RECORD SET:
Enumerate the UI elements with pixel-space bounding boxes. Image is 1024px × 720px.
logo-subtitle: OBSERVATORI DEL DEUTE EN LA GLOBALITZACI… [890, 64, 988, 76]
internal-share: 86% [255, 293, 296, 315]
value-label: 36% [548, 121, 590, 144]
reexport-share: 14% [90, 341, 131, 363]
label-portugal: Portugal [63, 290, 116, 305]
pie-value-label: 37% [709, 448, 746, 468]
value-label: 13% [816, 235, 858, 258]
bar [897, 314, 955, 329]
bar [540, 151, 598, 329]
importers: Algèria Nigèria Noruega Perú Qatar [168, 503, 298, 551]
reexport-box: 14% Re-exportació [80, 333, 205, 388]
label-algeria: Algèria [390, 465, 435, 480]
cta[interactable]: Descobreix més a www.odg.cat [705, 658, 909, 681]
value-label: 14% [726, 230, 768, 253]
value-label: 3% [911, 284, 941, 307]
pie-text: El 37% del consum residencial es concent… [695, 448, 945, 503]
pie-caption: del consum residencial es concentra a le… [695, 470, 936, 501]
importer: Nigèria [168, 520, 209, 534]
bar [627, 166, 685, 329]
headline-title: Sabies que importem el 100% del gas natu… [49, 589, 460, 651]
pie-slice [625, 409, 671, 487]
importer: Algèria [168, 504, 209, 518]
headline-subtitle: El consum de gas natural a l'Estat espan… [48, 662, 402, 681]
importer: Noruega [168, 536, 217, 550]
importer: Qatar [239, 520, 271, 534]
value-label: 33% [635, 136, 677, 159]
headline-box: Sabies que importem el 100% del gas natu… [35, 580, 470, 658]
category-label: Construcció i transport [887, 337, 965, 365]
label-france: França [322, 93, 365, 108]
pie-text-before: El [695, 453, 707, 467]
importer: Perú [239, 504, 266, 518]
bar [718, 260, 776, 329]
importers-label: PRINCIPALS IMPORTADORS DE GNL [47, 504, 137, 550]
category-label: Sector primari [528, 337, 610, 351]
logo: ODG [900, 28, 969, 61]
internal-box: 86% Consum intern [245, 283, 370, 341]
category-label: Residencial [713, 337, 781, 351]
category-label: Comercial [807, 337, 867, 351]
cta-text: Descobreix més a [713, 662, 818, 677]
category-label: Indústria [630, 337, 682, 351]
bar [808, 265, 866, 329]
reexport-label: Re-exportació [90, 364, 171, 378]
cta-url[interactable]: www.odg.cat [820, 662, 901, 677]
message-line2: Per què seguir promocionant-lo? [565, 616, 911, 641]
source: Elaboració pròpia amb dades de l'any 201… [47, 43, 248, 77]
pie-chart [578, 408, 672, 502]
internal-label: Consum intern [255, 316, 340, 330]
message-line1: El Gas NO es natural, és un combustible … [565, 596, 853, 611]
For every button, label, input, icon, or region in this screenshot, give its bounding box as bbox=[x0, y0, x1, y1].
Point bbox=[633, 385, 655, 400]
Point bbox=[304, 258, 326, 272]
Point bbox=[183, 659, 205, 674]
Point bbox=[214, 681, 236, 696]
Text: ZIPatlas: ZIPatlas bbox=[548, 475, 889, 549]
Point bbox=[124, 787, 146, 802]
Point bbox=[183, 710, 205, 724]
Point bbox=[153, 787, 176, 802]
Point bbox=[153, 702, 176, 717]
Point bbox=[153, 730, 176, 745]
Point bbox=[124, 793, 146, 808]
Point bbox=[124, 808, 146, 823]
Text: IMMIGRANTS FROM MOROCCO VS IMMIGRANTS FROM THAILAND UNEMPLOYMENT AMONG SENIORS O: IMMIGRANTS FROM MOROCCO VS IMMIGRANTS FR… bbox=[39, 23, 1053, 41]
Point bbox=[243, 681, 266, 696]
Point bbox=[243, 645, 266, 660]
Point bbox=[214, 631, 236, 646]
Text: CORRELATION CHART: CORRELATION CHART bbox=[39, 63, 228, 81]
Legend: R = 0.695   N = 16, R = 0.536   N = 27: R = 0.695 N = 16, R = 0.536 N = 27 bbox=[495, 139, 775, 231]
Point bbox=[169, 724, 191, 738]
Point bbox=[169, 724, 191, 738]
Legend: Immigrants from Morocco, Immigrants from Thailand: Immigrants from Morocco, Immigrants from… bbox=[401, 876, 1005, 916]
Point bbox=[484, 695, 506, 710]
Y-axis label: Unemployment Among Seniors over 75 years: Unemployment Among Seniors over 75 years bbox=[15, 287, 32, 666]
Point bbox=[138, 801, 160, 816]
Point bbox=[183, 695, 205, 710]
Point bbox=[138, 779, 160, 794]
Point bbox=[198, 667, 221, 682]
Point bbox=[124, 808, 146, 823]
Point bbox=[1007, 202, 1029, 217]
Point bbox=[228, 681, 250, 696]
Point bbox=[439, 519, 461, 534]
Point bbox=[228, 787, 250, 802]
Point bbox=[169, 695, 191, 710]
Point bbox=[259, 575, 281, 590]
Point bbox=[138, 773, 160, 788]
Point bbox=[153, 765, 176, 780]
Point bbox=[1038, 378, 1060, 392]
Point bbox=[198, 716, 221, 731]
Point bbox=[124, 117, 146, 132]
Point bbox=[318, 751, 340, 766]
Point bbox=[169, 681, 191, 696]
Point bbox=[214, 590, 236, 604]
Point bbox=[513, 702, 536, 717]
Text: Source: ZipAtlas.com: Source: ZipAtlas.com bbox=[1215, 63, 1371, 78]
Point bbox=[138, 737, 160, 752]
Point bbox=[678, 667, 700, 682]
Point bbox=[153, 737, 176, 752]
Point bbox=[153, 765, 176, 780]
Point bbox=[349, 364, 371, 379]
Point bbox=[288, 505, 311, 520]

THE TASK:
Copy the items from the first one through the line containing "bar [627, 166, 685, 329]", swapping "reexport-box" for "reexport-panel" and leaving everything else unchanged.

REPLY TO THE EXERCISE:
Enumerate the UI elements with pixel-space bounding boxes. Image is 1024px × 720px.
logo-subtitle: OBSERVATORI DEL DEUTE EN LA GLOBALITZACI… [890, 64, 988, 76]
internal-share: 86% [255, 293, 296, 315]
value-label: 36% [548, 121, 590, 144]
reexport-share: 14% [90, 341, 131, 363]
label-portugal: Portugal [63, 290, 116, 305]
pie-value-label: 37% [709, 448, 746, 468]
value-label: 13% [816, 235, 858, 258]
bar [897, 314, 955, 329]
bar [540, 151, 598, 329]
importers: Algèria Nigèria Noruega Perú Qatar [168, 503, 298, 551]
reexport-panel: 14% Re-exportació [80, 333, 205, 388]
label-algeria: Algèria [390, 465, 435, 480]
cta[interactable]: Descobreix més a www.odg.cat [705, 658, 909, 681]
value-label: 14% [726, 230, 768, 253]
value-label: 3% [911, 284, 941, 307]
pie-text: El 37% del consum residencial es concent… [695, 448, 945, 503]
pie-caption: del consum residencial es concentra a le… [695, 470, 936, 501]
importer: Nigèria [168, 520, 209, 534]
bar [627, 166, 685, 329]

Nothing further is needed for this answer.